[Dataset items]
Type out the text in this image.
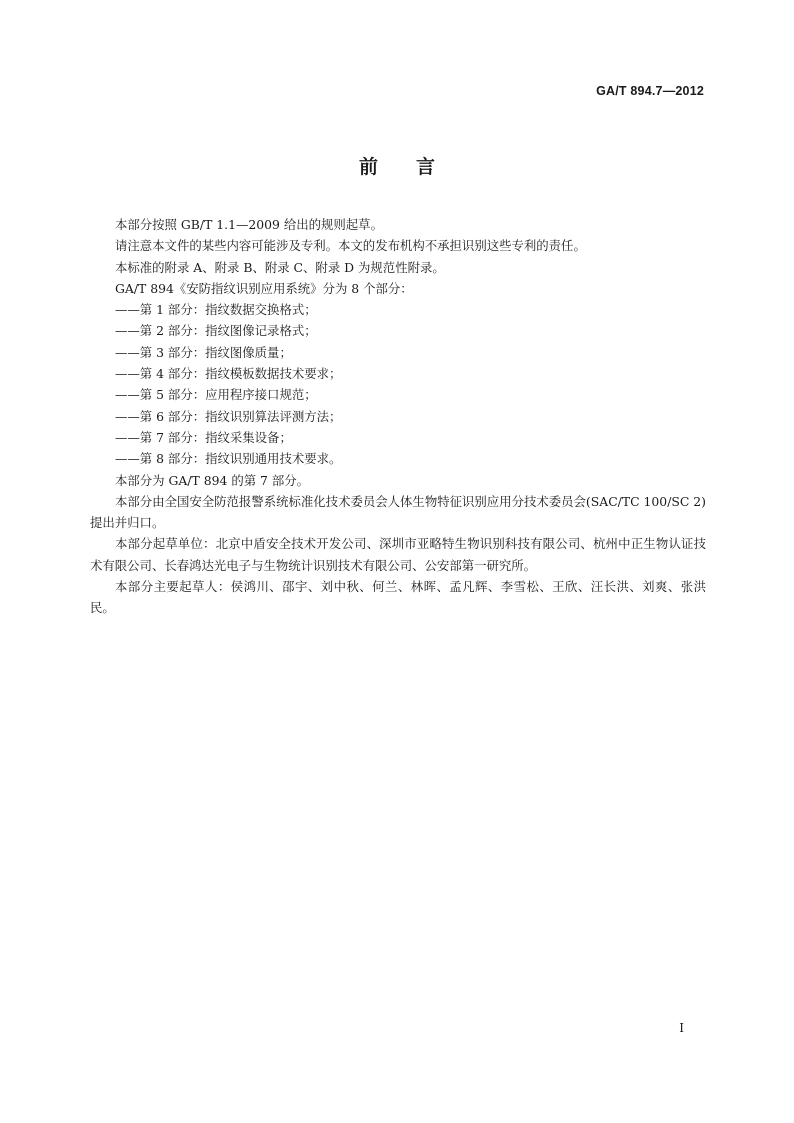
GA/T 894.7—2012
前 言

本部分按照 GB/T 1.1—2009 给出的规则起草。

请注意本文件的某些内容可能涉及专利。本文的发布机构不承担识别这些专利的责任。

本标准的附录 A、附录 B、附录 C、附录 D 为规范性附录。

GA/T 894《安防指纹识别应用系统》分为 8 个部分：

——第 1 部分：指纹数据交换格式；

——第 2 部分：指纹图像记录格式；

——第 3 部分：指纹图像质量；

——第 4 部分：指纹模板数据技术要求；

——第 5 部分：应用程序接口规范；

——第 6 部分：指纹识别算法评测方法；

——第 7 部分：指纹采集设备；

——第 8 部分：指纹识别通用技术要求。

本部分为 GA/T 894 的第 7 部分。

本部分由全国安全防范报警系统标准化技术委员会人体生物特征识别应用分技术委员会(SAC/TC 100/SC 2)提出并归口。

本部分起草单位：北京中盾安全技术开发公司、深圳市亚略特生物识别科技有限公司、杭州中正生物认证技术有限公司、长春鸿达光电子与生物统计识别技术有限公司、公安部第一研究所。

本部分主要起草人：侯鸿川、邵宇、刘中秋、何兰、林晖、孟凡辉、李雪松、王欣、汪长洪、刘爽、张洪民。

I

■ **WRITTEN TASK**
Output an exact copy of the material, with the pictures removed.

■ **FULL OUTPUT**
Type out the text in this image.
GA/T 894.7—2012
前 言

本部分按照 GB/T 1.1—2009 给出的规则起草。

请注意本文件的某些内容可能涉及专利。本文的发布机构不承担识别这些专利的责任。

本标准的附录 A、附录 B、附录 C、附录 D 为规范性附录。

GA/T 894《安防指纹识别应用系统》分为 8 个部分：

——第 1 部分：指纹数据交换格式；

——第 2 部分：指纹图像记录格式；

——第 3 部分：指纹图像质量；

——第 4 部分：指纹模板数据技术要求；

——第 5 部分：应用程序接口规范；

——第 6 部分：指纹识别算法评测方法；

——第 7 部分：指纹采集设备；

——第 8 部分：指纹识别通用技术要求。

本部分为 GA/T 894 的第 7 部分。

本部分由全国安全防范报警系统标准化技术委员会人体生物特征识别应用分技术委员会(SAC/TC 100/SC 2)提出并归口。

本部分起草单位：北京中盾安全技术开发公司、深圳市亚略特生物识别科技有限公司、杭州中正生物认证技术有限公司、长春鸿达光电子与生物统计识别技术有限公司、公安部第一研究所。

本部分主要起草人：侯鸿川、邵宇、刘中秋、何兰、林晖、孟凡辉、李雪松、王欣、汪长洪、刘爽、张洪民。

I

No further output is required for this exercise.